What is being asked: Could you repeat, word for word, the lines of the items below, from the very first line through the line holding "- table-cell[interactable]: OK: [466, 402, 542, 433]", inclusive?

______

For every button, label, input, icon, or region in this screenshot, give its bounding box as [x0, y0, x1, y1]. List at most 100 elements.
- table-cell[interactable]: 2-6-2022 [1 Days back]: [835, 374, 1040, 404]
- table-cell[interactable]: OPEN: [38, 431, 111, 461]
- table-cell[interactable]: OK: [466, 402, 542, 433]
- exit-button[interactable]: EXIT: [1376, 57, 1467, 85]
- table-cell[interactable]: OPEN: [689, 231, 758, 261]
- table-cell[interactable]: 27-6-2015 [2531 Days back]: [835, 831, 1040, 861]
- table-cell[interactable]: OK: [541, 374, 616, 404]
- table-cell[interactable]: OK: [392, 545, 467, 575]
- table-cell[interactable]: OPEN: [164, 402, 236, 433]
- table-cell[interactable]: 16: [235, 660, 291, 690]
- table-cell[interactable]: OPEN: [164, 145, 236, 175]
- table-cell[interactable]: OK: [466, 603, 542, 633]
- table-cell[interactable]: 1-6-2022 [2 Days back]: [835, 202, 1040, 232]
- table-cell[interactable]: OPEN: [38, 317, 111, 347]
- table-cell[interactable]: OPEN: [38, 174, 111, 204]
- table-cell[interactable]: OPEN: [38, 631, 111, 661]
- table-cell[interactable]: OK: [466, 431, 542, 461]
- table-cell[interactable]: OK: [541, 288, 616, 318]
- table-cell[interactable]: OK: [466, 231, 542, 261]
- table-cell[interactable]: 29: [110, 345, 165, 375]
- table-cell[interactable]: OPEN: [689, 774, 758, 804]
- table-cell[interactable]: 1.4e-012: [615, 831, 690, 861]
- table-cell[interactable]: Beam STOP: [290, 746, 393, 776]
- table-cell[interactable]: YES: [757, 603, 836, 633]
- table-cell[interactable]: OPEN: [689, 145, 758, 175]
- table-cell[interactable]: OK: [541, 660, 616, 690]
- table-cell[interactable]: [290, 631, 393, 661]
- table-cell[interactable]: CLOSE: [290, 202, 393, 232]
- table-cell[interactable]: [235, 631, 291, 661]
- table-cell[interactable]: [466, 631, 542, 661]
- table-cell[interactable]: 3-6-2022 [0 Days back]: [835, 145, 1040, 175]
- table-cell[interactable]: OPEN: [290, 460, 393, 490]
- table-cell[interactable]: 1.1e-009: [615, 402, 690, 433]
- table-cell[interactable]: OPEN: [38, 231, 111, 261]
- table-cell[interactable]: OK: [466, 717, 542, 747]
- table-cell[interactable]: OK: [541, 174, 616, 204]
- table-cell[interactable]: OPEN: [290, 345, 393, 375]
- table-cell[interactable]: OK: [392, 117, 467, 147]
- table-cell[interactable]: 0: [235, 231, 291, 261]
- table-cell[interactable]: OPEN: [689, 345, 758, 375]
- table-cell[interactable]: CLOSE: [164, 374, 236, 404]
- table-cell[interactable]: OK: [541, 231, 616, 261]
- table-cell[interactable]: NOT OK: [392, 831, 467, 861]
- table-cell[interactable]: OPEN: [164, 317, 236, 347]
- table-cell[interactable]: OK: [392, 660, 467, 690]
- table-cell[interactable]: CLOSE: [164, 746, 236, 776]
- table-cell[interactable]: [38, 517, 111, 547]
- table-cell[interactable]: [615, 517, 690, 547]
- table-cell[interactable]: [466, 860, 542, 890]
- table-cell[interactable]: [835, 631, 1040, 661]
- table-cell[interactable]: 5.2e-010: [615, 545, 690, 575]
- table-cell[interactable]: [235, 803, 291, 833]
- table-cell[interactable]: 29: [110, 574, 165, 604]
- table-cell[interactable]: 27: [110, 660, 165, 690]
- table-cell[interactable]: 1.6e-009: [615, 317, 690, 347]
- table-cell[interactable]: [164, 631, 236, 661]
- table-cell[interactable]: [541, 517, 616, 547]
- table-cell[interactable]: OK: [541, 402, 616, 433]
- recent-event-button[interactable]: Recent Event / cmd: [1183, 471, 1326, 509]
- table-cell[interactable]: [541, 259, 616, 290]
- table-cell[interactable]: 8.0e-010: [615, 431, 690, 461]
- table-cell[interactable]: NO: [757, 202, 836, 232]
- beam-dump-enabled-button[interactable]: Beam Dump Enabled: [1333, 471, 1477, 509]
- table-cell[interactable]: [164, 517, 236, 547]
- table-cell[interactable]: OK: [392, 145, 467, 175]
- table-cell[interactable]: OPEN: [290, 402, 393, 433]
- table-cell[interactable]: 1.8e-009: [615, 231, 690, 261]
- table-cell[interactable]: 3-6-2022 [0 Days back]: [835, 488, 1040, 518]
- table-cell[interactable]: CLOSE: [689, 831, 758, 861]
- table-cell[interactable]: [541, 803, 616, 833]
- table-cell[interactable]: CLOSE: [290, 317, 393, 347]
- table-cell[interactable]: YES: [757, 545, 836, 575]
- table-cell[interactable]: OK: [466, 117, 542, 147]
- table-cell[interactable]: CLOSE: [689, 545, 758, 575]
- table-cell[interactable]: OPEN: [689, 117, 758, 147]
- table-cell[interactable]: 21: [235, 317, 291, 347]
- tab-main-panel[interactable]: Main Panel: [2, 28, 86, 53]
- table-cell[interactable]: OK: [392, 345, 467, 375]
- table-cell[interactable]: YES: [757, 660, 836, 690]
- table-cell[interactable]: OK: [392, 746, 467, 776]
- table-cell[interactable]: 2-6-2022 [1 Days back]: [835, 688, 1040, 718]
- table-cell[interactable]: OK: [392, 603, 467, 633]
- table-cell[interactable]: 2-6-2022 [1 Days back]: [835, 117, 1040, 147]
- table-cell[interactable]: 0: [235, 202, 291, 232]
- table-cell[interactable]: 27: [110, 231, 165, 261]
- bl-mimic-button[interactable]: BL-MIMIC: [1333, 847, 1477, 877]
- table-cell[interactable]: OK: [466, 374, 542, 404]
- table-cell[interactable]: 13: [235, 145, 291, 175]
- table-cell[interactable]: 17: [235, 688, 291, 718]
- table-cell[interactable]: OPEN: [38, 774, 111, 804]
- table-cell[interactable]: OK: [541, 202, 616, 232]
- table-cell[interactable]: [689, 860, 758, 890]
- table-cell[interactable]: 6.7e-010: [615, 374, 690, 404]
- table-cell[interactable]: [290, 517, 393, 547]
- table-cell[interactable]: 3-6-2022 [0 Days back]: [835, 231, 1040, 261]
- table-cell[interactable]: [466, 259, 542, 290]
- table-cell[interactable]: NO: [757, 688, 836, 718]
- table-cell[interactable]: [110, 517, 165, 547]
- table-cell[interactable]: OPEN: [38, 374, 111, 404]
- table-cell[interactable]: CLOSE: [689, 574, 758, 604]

______

Answer for the task:
For every button, label, input, icon, or region in this screenshot, give its bounding box as [x0, y0, x1, y1]. List at most 100 elements.
- table-cell[interactable]: 2-6-2022 [1 Days back]: [835, 374, 1040, 404]
- table-cell[interactable]: OPEN: [38, 431, 111, 461]
- table-cell[interactable]: OK: [466, 402, 542, 433]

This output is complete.